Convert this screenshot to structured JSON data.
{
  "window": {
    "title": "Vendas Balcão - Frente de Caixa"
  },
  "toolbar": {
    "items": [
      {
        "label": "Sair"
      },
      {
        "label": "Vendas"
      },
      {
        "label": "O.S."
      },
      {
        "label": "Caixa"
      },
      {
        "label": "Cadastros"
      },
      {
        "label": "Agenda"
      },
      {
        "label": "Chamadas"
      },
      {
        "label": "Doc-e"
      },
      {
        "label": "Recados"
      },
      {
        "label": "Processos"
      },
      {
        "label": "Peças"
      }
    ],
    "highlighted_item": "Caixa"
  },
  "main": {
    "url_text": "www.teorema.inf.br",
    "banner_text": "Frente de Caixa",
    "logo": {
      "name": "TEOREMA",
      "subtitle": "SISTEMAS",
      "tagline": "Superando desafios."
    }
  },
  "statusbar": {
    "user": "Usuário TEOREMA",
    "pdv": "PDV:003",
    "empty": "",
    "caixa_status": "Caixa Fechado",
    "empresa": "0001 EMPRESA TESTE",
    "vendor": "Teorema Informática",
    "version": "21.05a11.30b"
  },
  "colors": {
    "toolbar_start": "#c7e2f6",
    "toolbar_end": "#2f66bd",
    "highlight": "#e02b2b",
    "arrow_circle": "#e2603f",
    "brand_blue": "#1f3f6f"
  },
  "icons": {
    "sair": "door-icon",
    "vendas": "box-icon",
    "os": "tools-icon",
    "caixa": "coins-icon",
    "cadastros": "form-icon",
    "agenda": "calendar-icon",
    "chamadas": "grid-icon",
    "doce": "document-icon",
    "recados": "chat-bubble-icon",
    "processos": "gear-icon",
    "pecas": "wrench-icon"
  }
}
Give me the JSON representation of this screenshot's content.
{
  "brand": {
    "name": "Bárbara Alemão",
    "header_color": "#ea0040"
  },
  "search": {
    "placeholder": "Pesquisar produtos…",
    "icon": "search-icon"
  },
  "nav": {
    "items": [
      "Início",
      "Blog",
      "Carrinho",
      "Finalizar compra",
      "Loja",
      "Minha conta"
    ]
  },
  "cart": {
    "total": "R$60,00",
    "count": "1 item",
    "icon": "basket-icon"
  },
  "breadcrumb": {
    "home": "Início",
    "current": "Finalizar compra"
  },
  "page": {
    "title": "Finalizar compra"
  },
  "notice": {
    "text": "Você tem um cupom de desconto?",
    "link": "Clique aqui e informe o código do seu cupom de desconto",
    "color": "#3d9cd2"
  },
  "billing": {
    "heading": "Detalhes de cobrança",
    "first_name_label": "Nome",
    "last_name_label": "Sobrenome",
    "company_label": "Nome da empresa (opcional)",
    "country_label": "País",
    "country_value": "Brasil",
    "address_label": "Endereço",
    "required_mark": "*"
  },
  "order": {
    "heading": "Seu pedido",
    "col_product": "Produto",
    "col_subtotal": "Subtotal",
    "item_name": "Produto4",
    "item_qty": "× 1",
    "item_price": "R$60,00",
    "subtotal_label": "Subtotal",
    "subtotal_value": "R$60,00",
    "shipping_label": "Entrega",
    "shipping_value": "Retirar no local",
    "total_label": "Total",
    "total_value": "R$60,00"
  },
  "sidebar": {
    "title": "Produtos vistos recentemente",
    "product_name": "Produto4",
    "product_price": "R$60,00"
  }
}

* * *

### YOUR OBJECTIVE
Quote every entry exactly.

### SOLUTION TO THIS TASK
Convert this screenshot to structured JSON data.
{
  "window": {
    "title": "Vendas Balcão - Frente de Caixa"
  },
  "toolbar": {
    "items": [
      {
        "label": "Sair"
      },
      {
        "label": "Vendas"
      },
      {
        "label": "O.S."
      },
      {
        "label": "Caixa"
      },
      {
        "label": "Cadastros"
      },
      {
        "label": "Agenda"
      },
      {
        "label": "Chamadas"
      },
      {
        "label": "Doc-e"
      },
      {
        "label": "Recados"
      },
      {
        "label": "Processos"
      },
      {
        "label": "Peças"
      }
    ],
    "highlighted_item": "Caixa"
  },
  "main": {
    "url_text": "www.teorema.inf.br",
    "banner_text": "Frente de Caixa",
    "logo": {
      "name": "TEOREMA",
      "subtitle": "SISTEMAS",
      "tagline": "Superando desafios."
    }
  },
  "statusbar": {
    "user": "Usuário TEOREMA",
    "pdv": "PDV:003",
    "empty": "",
    "caixa_status": "Caixa Fechado",
    "empresa": "0001 EMPRESA TESTE",
    "vendor": "Teorema Informática",
    "version": "21.05a11.30b"
  },
  "colors": {
    "toolbar_start": "#c7e2f6",
    "toolbar_end": "#2f66bd",
    "highlight": "#e02b2b",
    "arrow_circle": "#e2603f",
    "brand_blue": "#1f3f6f"
  },
  "icons": {
    "sair": "door-icon",
    "vendas": "box-icon",
    "os": "tools-icon",
    "caixa": "coins-icon",
    "cadastros": "form-icon",
    "agenda": "calendar-icon",
    "chamadas": "grid-icon",
    "doce": "document-icon",
    "recados": "chat-bubble-icon",
    "processos": "gear-icon",
    "pecas": "wrench-icon"
  }
}
Give me the JSON representation of this screenshot's content.
{
  "brand": {
    "name": "Bárbara Alemão",
    "header_color": "#ea0040"
  },
  "search": {
    "placeholder": "Pesquisar produtos…",
    "icon": "search-icon"
  },
  "nav": {
    "items": [
      "Início",
      "Blog",
      "Carrinho",
      "Finalizar compra",
      "Loja",
      "Minha conta"
    ]
  },
  "cart": {
    "total": "R$60,00",
    "count": "1 item",
    "icon": "basket-icon"
  },
  "breadcrumb": {
    "home": "Início",
    "current": "Finalizar compra"
  },
  "page": {
    "title": "Finalizar compra"
  },
  "notice": {
    "text": "Você tem um cupom de desconto?",
    "link": "Clique aqui e informe o código do seu cupom de desconto",
    "color": "#3d9cd2"
  },
  "billing": {
    "heading": "Detalhes de cobrança",
    "first_name_label": "Nome",
    "last_name_label": "Sobrenome",
    "company_label": "Nome da empresa (opcional)",
    "country_label": "País",
    "country_value": "Brasil",
    "address_label": "Endereço",
    "required_mark": "*"
  },
  "order": {
    "heading": "Seu pedido",
    "col_product": "Produto",
    "col_subtotal": "Subtotal",
    "item_name": "Produto4",
    "item_qty": "× 1",
    "item_price": "R$60,00",
    "subtotal_label": "Subtotal",
    "subtotal_value": "R$60,00",
    "shipping_label": "Entrega",
    "shipping_value": "Retirar no local",
    "total_label": "Total",
    "total_value": "R$60,00"
  },
  "sidebar": {
    "title": "Produtos vistos recentemente",
    "product_name": "Produto4",
    "product_price": "R$60,00"
  }
}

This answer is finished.